■ WHAT NEEDS TO BE DONE ■
The records below must be retyped exactly.

■ DATA SECTION ■
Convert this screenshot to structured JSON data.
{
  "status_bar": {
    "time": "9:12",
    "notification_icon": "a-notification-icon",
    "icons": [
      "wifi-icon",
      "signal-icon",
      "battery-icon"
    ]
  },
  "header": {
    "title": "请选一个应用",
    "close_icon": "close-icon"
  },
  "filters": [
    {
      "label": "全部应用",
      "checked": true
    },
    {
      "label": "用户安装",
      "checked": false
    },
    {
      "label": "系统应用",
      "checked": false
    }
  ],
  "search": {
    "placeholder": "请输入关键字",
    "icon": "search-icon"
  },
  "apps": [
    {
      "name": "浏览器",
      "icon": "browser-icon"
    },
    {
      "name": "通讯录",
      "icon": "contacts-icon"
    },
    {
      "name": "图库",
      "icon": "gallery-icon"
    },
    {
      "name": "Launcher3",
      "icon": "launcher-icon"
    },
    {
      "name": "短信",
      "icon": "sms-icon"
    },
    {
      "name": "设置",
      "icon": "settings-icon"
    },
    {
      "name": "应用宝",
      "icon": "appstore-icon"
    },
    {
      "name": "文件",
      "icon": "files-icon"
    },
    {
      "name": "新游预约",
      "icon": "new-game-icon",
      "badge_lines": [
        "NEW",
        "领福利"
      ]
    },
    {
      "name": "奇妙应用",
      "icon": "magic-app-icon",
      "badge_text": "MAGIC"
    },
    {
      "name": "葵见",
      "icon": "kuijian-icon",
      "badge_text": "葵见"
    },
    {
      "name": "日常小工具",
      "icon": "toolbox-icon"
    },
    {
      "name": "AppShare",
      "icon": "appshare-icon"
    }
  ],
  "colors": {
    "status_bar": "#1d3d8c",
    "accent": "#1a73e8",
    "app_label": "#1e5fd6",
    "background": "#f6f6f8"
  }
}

■ FULL RESPONSE ■
Convert this screenshot to structured JSON data.
{
  "status_bar": {
    "time": "9:12",
    "notification_icon": "a-notification-icon",
    "icons": [
      "wifi-icon",
      "signal-icon",
      "battery-icon"
    ]
  },
  "header": {
    "title": "请选一个应用",
    "close_icon": "close-icon"
  },
  "filters": [
    {
      "label": "全部应用",
      "checked": true
    },
    {
      "label": "用户安装",
      "checked": false
    },
    {
      "label": "系统应用",
      "checked": false
    }
  ],
  "search": {
    "placeholder": "请输入关键字",
    "icon": "search-icon"
  },
  "apps": [
    {
      "name": "浏览器",
      "icon": "browser-icon"
    },
    {
      "name": "通讯录",
      "icon": "contacts-icon"
    },
    {
      "name": "图库",
      "icon": "gallery-icon"
    },
    {
      "name": "Launcher3",
      "icon": "launcher-icon"
    },
    {
      "name": "短信",
      "icon": "sms-icon"
    },
    {
      "name": "设置",
      "icon": "settings-icon"
    },
    {
      "name": "应用宝",
      "icon": "appstore-icon"
    },
    {
      "name": "文件",
      "icon": "files-icon"
    },
    {
      "name": "新游预约",
      "icon": "new-game-icon",
      "badge_lines": [
        "NEW",
        "领福利"
      ]
    },
    {
      "name": "奇妙应用",
      "icon": "magic-app-icon",
      "badge_text": "MAGIC"
    },
    {
      "name": "葵见",
      "icon": "kuijian-icon",
      "badge_text": "葵见"
    },
    {
      "name": "日常小工具",
      "icon": "toolbox-icon"
    },
    {
      "name": "AppShare",
      "icon": "appshare-icon"
    }
  ],
  "colors": {
    "status_bar": "#1d3d8c",
    "accent": "#1a73e8",
    "app_label": "#1e5fd6",
    "background": "#f6f6f8"
  }
}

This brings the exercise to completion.